# Problem
Answer these questions about the physics excerpt, one per line:
1. About how many times larger than the DØ-1800 total cross section is the CDF total cross section?
2. For the largest ratio the N(L)DPE models predict, by what factor would the CDF total cross section exceed DØ-1800?
3. In the Conclusion, for which cuts were predictions computed?

In this case, the CDF total cross section is about 1000 times larger
than D\O\-1800. The model that most closely obtains this factor
difference is F(IS)DPE ACTW D, which predicts the ratio 
to be still a factor 5 smaller.  As another case, for ACTW SG,
it predicts the CDF total cross section should be only a factor 
$\sim 50$ larger than D\O\-1800.  Furthermore, the predicted ratio
between the CDF and D\O\-1800 total cross sections decreases if
the limits on $x_{{\pom}/{p,{\bar p}}}$ for D\O\-1800 are increased.
Thus there appears to be some discrepancy between the experimental
cross sections and those predicted by all the F(IS)DPE models.
Also, the N(L)DPE models do very poorly in predicting the observed
ratio.  For the largest ratio predicted by these models,
the CDF total cross section would be only a factor 7
larger than D\O\-1800.  However for the N(L)DPE case,
modifications of the proton form factor and two-gluon pomeron model,
which are discussed in the Conclusion,
may change these predictions by an order of magnitude but not more.

\section{Conclusion}
\label{sect5}

This paper has examined the factorized Ingelman-Schlein
and nonfactorized lossless DPE processes of dijet production
and computed predictions  for the cuts of
CDF, D\O\, and representative cuts of LHC.
Two qualitative features emerge from our calculations
which are model independent. They are reflections of the lossless
kinematics of jet production in the
N(L)DPE process, which requires that all
the momentum carried by the pomerons will go into
the hard event. The first of these qualitative differences
between the N(L)DPE and F(IS)DPE processes emerges in
the CDF $y_+$-distributions in Figs. \ref{figdpcdf}a and \ref{figdpcdf}b.

# Provided data
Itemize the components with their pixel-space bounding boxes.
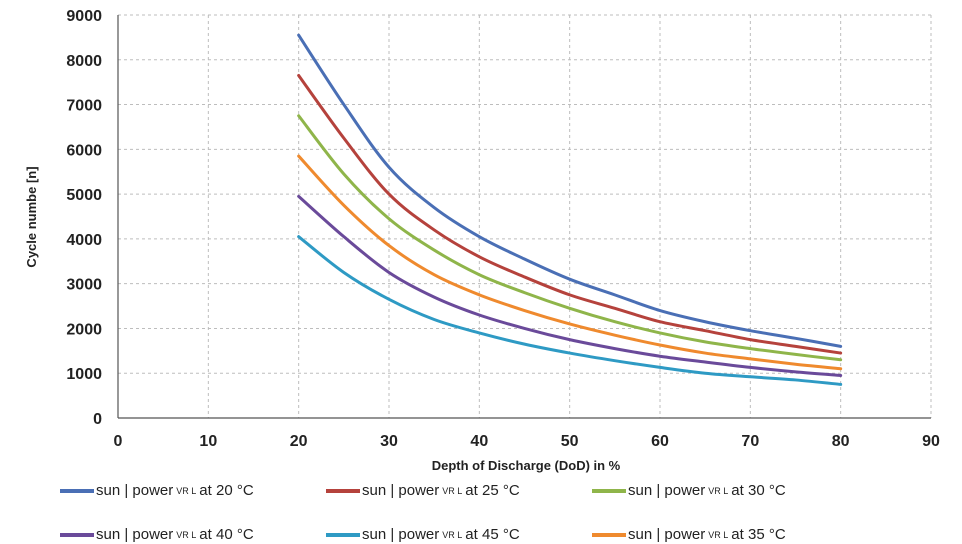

# Response for this exercise
1. About 1000 times larger.
2. Only a factor of 7.
3. The cuts of CDF and DØ, and representative cuts of LHC.